**What you should do:** Please pull out each line in the items below that contains the string "name".

/---

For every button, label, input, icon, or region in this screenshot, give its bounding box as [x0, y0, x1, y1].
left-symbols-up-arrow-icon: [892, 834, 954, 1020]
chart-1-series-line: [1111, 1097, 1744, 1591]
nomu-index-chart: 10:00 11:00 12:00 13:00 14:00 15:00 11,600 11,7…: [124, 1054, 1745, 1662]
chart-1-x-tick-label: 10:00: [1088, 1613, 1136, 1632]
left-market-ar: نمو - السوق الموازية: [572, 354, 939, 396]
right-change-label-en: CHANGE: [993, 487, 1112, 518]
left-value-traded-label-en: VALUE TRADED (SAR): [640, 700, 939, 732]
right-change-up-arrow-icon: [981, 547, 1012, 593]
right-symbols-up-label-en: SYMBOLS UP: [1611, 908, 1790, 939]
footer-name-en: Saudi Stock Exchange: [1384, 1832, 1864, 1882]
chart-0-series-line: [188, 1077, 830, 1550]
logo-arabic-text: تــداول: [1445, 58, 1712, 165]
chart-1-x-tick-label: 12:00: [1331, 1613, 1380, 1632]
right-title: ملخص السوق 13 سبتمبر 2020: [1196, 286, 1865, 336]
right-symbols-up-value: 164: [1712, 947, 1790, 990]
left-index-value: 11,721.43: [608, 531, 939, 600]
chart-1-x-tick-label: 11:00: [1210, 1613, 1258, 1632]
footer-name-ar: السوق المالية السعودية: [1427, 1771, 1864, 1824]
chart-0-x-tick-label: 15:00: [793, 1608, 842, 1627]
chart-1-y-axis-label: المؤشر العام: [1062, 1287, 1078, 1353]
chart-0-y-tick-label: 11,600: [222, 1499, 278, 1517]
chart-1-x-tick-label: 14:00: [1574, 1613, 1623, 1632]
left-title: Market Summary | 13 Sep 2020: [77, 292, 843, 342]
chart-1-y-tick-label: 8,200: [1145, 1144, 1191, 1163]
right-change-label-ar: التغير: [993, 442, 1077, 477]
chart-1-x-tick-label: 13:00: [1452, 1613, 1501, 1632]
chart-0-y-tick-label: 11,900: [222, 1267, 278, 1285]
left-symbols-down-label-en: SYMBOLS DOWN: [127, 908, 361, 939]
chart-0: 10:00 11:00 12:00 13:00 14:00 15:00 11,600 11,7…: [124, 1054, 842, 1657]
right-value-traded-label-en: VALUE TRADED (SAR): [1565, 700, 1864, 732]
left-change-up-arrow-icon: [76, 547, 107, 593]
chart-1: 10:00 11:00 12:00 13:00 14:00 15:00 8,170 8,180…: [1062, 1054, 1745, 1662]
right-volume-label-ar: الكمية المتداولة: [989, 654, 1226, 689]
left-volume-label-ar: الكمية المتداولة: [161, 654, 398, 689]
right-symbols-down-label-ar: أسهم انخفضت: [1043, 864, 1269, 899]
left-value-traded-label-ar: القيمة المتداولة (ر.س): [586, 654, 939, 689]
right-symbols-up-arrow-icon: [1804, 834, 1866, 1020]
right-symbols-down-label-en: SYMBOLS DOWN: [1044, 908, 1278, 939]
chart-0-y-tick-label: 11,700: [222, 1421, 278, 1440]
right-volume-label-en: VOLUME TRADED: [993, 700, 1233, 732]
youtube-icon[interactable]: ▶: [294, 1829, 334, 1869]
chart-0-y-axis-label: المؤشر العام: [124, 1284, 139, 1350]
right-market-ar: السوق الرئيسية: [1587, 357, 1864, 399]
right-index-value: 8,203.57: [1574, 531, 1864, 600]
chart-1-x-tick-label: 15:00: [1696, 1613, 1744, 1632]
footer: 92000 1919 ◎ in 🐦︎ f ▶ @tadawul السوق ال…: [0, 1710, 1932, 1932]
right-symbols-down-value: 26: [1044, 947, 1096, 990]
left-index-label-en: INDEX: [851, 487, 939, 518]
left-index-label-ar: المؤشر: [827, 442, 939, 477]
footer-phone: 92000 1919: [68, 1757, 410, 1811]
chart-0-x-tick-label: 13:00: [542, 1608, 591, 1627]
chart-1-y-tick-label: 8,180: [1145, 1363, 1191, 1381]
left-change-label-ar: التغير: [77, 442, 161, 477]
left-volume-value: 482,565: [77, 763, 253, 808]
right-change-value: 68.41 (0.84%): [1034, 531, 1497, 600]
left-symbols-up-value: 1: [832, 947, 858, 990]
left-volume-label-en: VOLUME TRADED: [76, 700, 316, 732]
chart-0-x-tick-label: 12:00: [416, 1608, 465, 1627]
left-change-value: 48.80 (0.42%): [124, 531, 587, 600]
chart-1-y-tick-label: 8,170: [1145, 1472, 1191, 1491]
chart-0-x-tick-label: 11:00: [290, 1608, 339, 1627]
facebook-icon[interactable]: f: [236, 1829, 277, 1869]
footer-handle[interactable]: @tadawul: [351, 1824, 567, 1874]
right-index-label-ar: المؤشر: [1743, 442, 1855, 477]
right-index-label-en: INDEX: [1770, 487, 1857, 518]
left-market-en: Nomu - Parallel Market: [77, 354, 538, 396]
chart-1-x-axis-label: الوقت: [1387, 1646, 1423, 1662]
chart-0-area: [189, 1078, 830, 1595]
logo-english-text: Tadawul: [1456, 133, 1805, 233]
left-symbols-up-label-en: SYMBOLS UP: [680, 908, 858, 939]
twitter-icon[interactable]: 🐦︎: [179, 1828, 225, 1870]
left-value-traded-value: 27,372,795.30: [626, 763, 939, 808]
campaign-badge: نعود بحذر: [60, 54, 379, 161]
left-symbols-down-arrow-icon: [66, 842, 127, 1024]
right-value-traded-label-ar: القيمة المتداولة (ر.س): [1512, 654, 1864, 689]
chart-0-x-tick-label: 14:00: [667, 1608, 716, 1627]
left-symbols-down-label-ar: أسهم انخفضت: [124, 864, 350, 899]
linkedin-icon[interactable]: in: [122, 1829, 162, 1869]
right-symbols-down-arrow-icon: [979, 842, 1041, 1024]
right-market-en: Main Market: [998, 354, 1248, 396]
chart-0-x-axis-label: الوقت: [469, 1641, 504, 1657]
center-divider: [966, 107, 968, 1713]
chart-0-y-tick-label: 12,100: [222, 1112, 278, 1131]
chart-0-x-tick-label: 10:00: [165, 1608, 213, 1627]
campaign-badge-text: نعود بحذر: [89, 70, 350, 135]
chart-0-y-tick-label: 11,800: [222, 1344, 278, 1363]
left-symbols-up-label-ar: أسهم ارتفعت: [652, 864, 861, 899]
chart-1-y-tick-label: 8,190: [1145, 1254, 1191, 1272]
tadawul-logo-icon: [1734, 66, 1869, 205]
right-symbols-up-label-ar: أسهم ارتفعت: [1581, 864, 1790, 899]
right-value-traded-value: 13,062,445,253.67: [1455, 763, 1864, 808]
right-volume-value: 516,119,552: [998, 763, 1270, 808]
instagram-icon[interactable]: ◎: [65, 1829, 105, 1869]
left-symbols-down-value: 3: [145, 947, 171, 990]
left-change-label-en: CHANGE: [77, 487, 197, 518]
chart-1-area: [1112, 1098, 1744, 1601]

\---

**Exercise solution:**
footer-name-en: Saudi Stock Exchange: [1384, 1832, 1864, 1882]
footer-name-ar: السوق المالية السعودية: [1427, 1771, 1864, 1824]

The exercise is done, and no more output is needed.